#### [Exercise task]
Your answer should be a single number: the count of lines in the material below that hold "Test".

#### [Dataset extract]

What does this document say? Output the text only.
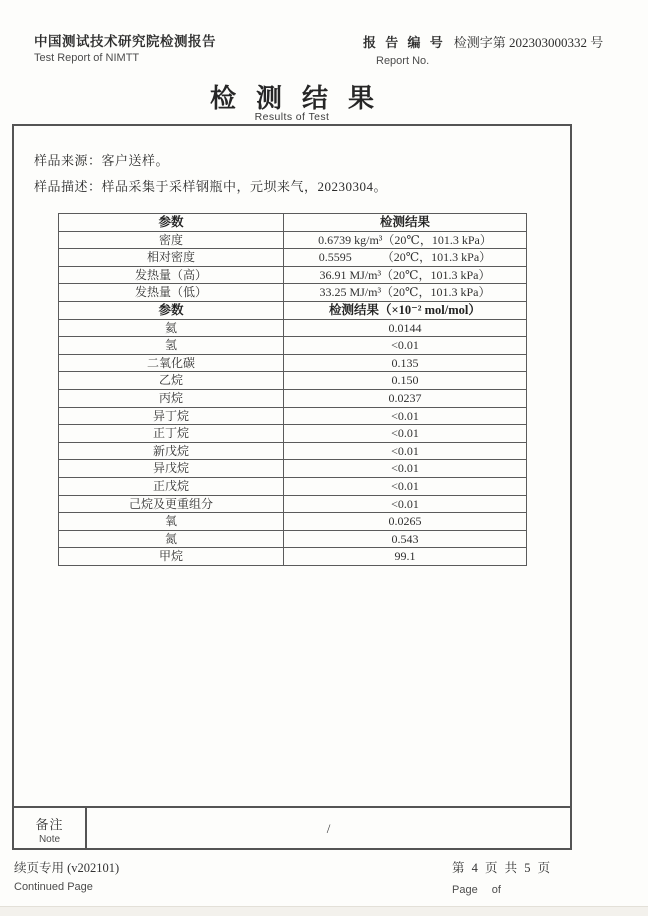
中国测试技术研究院检测报告
Test Report of NIMTT
报 告 编 号 检测字第 202303000332 号
Report No.
检测结果
Results of Test
备注
Note
/
样品来源：客户送样。
样品描述：样品采集于采样钢瓶中，元坝来气，20230304。
参数	检测结果
密度	0.6739 kg/m³（20℃，101.3 kPa）
相对密度	0.5595　　　（20℃，101.3 kPa）
发热量（高）	36.91 MJ/m³（20℃，101.3 kPa）
发热量（低）	33.25 MJ/m³（20℃，101.3 kPa）
参数	检测结果（×10⁻² mol/mol）
氦	0.0144
氢	<0.01
二氧化碳	0.135
乙烷	0.150
丙烷	0.0237
异丁烷	<0.01
正丁烷	<0.01
新戊烷	<0.01
异戊烷	<0.01
正戊烷	<0.01
己烷及更重组分	<0.01
氧	0.0265
氮	0.543
甲烷	99.1
续页专用 (v202101)
Continued Page
第 4 页 共 5 页
Page　 of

#### [Full output]
2